(Source data):

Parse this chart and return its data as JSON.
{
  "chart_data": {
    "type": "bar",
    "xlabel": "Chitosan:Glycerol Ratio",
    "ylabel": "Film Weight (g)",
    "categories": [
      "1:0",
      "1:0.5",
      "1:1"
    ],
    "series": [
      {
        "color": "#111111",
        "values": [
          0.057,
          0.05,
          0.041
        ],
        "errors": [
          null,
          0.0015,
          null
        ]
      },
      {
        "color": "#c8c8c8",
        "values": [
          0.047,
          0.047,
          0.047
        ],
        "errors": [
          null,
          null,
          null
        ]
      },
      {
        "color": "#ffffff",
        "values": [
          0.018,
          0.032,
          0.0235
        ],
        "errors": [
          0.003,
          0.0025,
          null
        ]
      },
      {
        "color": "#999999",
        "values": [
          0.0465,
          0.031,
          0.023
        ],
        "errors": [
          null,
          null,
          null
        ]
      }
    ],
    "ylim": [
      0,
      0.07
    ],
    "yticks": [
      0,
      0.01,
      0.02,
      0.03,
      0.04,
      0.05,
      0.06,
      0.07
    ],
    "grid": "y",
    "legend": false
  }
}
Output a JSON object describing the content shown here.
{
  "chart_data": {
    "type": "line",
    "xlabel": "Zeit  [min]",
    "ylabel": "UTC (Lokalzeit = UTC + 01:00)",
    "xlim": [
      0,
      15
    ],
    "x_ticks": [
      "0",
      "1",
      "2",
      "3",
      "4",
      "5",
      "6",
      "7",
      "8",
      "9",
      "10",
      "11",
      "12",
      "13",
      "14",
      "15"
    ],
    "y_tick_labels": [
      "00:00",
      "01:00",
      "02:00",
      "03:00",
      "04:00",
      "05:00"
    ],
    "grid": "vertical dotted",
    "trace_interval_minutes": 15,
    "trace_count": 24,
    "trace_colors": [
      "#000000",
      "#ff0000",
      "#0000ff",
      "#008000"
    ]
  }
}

(What the task asks):
Quote the entire listing above exactly.

(Response to the task):
Parse this chart and return its data as JSON.
{
  "chart_data": {
    "type": "bar",
    "xlabel": "Chitosan:Glycerol Ratio",
    "ylabel": "Film Weight (g)",
    "categories": [
      "1:0",
      "1:0.5",
      "1:1"
    ],
    "series": [
      {
        "color": "#111111",
        "values": [
          0.057,
          0.05,
          0.041
        ],
        "errors": [
          null,
          0.0015,
          null
        ]
      },
      {
        "color": "#c8c8c8",
        "values": [
          0.047,
          0.047,
          0.047
        ],
        "errors": [
          null,
          null,
          null
        ]
      },
      {
        "color": "#ffffff",
        "values": [
          0.018,
          0.032,
          0.0235
        ],
        "errors": [
          0.003,
          0.0025,
          null
        ]
      },
      {
        "color": "#999999",
        "values": [
          0.0465,
          0.031,
          0.023
        ],
        "errors": [
          null,
          null,
          null
        ]
      }
    ],
    "ylim": [
      0,
      0.07
    ],
    "yticks": [
      0,
      0.01,
      0.02,
      0.03,
      0.04,
      0.05,
      0.06,
      0.07
    ],
    "grid": "y",
    "legend": false
  }
}
Output a JSON object describing the content shown here.
{
  "chart_data": {
    "type": "line",
    "xlabel": "Zeit  [min]",
    "ylabel": "UTC (Lokalzeit = UTC + 01:00)",
    "xlim": [
      0,
      15
    ],
    "x_ticks": [
      "0",
      "1",
      "2",
      "3",
      "4",
      "5",
      "6",
      "7",
      "8",
      "9",
      "10",
      "11",
      "12",
      "13",
      "14",
      "15"
    ],
    "y_tick_labels": [
      "00:00",
      "01:00",
      "02:00",
      "03:00",
      "04:00",
      "05:00"
    ],
    "grid": "vertical dotted",
    "trace_interval_minutes": 15,
    "trace_count": 24,
    "trace_colors": [
      "#000000",
      "#ff0000",
      "#0000ff",
      "#008000"
    ]
  }
}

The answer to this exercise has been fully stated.